* **Information provided**:
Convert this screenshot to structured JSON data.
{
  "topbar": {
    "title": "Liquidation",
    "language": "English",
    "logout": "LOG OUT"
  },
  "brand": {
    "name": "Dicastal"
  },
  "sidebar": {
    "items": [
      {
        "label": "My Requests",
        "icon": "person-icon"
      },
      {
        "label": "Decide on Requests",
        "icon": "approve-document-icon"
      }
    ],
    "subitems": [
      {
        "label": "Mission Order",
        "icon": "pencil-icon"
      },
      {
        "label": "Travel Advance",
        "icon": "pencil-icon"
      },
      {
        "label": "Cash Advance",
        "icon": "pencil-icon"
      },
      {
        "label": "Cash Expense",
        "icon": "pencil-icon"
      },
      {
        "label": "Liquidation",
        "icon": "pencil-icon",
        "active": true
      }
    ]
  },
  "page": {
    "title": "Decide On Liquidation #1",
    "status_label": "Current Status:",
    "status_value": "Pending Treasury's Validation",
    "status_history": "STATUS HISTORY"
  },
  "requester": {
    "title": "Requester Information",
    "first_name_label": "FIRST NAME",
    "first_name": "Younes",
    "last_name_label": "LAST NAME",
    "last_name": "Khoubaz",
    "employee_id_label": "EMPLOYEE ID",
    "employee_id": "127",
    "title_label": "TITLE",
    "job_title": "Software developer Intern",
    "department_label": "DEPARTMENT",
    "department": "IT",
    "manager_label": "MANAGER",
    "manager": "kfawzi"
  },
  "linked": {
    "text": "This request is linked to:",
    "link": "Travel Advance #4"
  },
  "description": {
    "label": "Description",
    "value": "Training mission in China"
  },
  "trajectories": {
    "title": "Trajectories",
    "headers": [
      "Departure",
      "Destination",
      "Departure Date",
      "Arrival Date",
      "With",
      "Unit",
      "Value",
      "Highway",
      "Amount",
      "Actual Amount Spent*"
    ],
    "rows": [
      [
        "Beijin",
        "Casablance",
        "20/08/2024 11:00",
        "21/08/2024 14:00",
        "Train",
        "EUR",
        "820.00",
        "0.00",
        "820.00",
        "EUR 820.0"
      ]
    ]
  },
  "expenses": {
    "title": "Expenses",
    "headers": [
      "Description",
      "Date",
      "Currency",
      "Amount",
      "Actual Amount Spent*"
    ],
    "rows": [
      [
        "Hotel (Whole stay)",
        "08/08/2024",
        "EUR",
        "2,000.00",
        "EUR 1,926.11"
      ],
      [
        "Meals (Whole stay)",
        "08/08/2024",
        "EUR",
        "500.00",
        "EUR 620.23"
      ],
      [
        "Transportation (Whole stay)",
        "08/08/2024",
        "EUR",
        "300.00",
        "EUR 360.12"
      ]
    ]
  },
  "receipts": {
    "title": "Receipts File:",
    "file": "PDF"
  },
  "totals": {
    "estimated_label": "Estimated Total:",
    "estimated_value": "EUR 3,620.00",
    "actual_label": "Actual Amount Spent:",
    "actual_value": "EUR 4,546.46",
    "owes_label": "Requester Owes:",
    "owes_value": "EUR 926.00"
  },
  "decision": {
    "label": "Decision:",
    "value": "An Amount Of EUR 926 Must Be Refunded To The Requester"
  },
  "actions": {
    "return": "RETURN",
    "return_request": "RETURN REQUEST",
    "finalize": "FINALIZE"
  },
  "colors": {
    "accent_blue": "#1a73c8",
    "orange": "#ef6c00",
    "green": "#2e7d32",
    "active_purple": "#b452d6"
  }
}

* **Short task**: Output the listing above word for word.

* **Problem solution**:
Convert this screenshot to structured JSON data.
{
  "topbar": {
    "title": "Liquidation",
    "language": "English",
    "logout": "LOG OUT"
  },
  "brand": {
    "name": "Dicastal"
  },
  "sidebar": {
    "items": [
      {
        "label": "My Requests",
        "icon": "person-icon"
      },
      {
        "label": "Decide on Requests",
        "icon": "approve-document-icon"
      }
    ],
    "subitems": [
      {
        "label": "Mission Order",
        "icon": "pencil-icon"
      },
      {
        "label": "Travel Advance",
        "icon": "pencil-icon"
      },
      {
        "label": "Cash Advance",
        "icon": "pencil-icon"
      },
      {
        "label": "Cash Expense",
        "icon": "pencil-icon"
      },
      {
        "label": "Liquidation",
        "icon": "pencil-icon",
        "active": true
      }
    ]
  },
  "page": {
    "title": "Decide On Liquidation #1",
    "status_label": "Current Status:",
    "status_value": "Pending Treasury's Validation",
    "status_history": "STATUS HISTORY"
  },
  "requester": {
    "title": "Requester Information",
    "first_name_label": "FIRST NAME",
    "first_name": "Younes",
    "last_name_label": "LAST NAME",
    "last_name": "Khoubaz",
    "employee_id_label": "EMPLOYEE ID",
    "employee_id": "127",
    "title_label": "TITLE",
    "job_title": "Software developer Intern",
    "department_label": "DEPARTMENT",
    "department": "IT",
    "manager_label": "MANAGER",
    "manager": "kfawzi"
  },
  "linked": {
    "text": "This request is linked to:",
    "link": "Travel Advance #4"
  },
  "description": {
    "label": "Description",
    "value": "Training mission in China"
  },
  "trajectories": {
    "title": "Trajectories",
    "headers": [
      "Departure",
      "Destination",
      "Departure Date",
      "Arrival Date",
      "With",
      "Unit",
      "Value",
      "Highway",
      "Amount",
      "Actual Amount Spent*"
    ],
    "rows": [
      [
        "Beijin",
        "Casablance",
        "20/08/2024 11:00",
        "21/08/2024 14:00",
        "Train",
        "EUR",
        "820.00",
        "0.00",
        "820.00",
        "EUR 820.0"
      ]
    ]
  },
  "expenses": {
    "title": "Expenses",
    "headers": [
      "Description",
      "Date",
      "Currency",
      "Amount",
      "Actual Amount Spent*"
    ],
    "rows": [
      [
        "Hotel (Whole stay)",
        "08/08/2024",
        "EUR",
        "2,000.00",
        "EUR 1,926.11"
      ],
      [
        "Meals (Whole stay)",
        "08/08/2024",
        "EUR",
        "500.00",
        "EUR 620.23"
      ],
      [
        "Transportation (Whole stay)",
        "08/08/2024",
        "EUR",
        "300.00",
        "EUR 360.12"
      ]
    ]
  },
  "receipts": {
    "title": "Receipts File:",
    "file": "PDF"
  },
  "totals": {
    "estimated_label": "Estimated Total:",
    "estimated_value": "EUR 3,620.00",
    "actual_label": "Actual Amount Spent:",
    "actual_value": "EUR 4,546.46",
    "owes_label": "Requester Owes:",
    "owes_value": "EUR 926.00"
  },
  "decision": {
    "label": "Decision:",
    "value": "An Amount Of EUR 926 Must Be Refunded To The Requester"
  },
  "actions": {
    "return": "RETURN",
    "return_request": "RETURN REQUEST",
    "finalize": "FINALIZE"
  },
  "colors": {
    "accent_blue": "#1a73c8",
    "orange": "#ef6c00",
    "green": "#2e7d32",
    "active_purple": "#b452d6"
  }
}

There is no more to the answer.